## [Problem to work on]
Find the lines holding "attention" and copy them.

-- start of Data shown --

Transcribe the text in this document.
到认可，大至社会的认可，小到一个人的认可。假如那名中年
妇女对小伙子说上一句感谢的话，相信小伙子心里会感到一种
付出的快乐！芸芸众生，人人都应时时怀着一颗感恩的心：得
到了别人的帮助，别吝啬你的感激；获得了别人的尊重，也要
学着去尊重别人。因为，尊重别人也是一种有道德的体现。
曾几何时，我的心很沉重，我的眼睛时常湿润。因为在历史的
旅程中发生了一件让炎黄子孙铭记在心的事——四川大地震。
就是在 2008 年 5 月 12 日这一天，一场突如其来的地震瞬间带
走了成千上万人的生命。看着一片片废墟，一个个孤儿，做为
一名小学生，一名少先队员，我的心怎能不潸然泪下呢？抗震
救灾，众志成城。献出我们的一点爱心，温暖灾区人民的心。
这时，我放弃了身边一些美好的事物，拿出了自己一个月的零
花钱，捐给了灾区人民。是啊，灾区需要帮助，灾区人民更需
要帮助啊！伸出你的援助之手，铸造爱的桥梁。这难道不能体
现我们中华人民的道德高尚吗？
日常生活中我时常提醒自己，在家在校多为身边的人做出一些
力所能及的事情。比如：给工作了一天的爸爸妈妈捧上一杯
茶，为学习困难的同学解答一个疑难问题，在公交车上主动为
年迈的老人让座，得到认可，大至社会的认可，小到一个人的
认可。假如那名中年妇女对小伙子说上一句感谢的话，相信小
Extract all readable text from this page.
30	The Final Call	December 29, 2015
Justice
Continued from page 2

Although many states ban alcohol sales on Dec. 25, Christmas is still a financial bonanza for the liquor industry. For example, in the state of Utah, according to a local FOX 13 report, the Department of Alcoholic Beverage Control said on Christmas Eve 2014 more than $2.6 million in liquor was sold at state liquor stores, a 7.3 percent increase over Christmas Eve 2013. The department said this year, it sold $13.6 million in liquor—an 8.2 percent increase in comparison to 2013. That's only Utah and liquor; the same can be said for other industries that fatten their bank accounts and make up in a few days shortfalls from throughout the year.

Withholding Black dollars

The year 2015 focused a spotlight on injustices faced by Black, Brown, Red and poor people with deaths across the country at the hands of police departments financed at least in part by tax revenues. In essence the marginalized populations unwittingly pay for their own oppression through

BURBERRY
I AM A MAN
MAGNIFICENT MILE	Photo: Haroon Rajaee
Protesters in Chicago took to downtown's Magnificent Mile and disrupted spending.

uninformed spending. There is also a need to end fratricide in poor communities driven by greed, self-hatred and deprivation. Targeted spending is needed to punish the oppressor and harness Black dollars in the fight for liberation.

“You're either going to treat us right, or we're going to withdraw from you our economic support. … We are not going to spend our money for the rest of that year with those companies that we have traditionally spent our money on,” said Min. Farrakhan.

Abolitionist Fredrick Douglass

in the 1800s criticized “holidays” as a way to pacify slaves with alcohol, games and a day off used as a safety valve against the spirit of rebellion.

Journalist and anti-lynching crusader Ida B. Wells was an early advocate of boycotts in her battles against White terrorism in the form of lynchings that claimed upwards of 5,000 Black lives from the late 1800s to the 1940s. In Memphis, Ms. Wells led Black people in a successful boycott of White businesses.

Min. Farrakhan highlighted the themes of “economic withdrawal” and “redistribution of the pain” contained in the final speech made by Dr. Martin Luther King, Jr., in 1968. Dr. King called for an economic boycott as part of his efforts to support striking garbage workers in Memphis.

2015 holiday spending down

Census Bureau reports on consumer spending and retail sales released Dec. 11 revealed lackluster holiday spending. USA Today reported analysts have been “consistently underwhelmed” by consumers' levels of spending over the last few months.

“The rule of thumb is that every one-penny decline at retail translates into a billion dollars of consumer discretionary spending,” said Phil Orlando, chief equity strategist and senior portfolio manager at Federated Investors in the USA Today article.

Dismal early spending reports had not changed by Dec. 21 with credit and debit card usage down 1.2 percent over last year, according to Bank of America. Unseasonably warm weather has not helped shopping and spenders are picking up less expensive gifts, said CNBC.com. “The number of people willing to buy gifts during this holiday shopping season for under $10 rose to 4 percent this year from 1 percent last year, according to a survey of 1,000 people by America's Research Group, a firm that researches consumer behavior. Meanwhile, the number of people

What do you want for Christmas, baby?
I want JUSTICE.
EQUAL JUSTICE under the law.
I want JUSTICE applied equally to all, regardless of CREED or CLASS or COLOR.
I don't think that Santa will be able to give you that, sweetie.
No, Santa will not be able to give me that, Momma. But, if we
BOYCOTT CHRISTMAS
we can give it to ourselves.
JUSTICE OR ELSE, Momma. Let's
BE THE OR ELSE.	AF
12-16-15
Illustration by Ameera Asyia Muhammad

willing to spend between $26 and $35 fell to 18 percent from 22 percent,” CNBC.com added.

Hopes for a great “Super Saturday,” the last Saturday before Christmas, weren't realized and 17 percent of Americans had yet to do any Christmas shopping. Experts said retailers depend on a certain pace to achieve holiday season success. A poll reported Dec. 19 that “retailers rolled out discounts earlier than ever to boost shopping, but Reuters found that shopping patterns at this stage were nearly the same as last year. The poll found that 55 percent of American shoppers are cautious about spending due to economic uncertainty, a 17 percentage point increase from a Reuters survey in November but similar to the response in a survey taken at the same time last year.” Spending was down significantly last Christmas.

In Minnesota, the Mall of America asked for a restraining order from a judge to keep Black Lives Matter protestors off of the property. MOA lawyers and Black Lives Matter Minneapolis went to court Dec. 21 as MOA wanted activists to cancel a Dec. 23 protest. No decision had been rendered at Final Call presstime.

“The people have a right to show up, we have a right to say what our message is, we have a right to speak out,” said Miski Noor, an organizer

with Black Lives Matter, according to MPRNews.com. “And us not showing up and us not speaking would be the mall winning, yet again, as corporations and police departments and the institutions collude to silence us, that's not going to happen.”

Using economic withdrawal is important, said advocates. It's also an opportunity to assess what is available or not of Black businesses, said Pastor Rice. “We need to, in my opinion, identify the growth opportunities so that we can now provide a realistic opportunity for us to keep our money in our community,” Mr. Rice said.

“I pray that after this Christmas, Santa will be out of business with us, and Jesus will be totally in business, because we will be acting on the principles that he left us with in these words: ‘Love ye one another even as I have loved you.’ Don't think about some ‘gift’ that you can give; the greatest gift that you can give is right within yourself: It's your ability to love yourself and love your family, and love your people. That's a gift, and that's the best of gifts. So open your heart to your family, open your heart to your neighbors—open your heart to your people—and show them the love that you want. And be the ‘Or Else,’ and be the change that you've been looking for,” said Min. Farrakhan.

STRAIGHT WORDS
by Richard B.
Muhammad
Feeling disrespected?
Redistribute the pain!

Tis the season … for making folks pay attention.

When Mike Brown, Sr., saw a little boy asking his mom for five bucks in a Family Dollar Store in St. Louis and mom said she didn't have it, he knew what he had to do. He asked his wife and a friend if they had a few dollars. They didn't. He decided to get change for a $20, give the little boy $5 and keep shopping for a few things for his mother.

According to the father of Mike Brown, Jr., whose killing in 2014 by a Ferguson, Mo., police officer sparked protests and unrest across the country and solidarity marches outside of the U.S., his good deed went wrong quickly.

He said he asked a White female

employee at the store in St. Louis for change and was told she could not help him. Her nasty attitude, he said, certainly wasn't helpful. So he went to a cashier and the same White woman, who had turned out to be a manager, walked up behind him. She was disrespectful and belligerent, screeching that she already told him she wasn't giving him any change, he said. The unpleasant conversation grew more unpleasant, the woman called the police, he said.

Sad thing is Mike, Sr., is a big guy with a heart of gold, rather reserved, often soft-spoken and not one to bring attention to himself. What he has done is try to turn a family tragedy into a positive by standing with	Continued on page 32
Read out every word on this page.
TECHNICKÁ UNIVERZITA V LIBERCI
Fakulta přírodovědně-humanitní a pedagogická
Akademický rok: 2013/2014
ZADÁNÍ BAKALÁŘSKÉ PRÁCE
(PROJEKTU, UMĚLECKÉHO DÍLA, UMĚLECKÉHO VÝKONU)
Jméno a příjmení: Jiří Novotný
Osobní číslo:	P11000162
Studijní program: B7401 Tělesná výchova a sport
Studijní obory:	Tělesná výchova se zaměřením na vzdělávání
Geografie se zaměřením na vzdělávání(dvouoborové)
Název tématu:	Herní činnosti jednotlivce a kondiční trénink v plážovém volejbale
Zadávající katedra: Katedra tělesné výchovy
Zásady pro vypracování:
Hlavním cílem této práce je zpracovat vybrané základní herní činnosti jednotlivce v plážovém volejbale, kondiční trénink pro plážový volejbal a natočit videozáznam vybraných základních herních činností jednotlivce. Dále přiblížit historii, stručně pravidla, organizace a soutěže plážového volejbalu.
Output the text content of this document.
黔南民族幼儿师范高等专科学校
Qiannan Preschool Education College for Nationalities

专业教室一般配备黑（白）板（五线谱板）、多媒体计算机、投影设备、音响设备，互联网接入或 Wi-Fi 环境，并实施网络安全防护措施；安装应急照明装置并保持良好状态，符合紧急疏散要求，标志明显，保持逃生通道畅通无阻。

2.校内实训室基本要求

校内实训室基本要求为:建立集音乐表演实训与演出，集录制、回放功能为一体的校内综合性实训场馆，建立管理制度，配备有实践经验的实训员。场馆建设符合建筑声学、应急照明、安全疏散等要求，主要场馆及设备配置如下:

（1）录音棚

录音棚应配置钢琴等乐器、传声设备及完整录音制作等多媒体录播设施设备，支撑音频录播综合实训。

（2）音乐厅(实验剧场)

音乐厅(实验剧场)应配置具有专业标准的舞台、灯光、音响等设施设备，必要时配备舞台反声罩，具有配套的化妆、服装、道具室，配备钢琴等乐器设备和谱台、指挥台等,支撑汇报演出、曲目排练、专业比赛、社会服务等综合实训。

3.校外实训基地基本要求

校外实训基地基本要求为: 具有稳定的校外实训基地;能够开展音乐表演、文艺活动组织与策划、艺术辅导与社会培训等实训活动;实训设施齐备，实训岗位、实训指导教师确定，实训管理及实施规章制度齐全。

-- end of Data shown --

## [Correct output]
Tis the season … for making folks pay attention.
Sad thing is Mike, Sr., is a big guy with a heart of gold, rather reserved, often soft-spoken and not one to bring attention to himself. What he has done is try to turn a family tragedy into a positive by standing with	Continued on page 32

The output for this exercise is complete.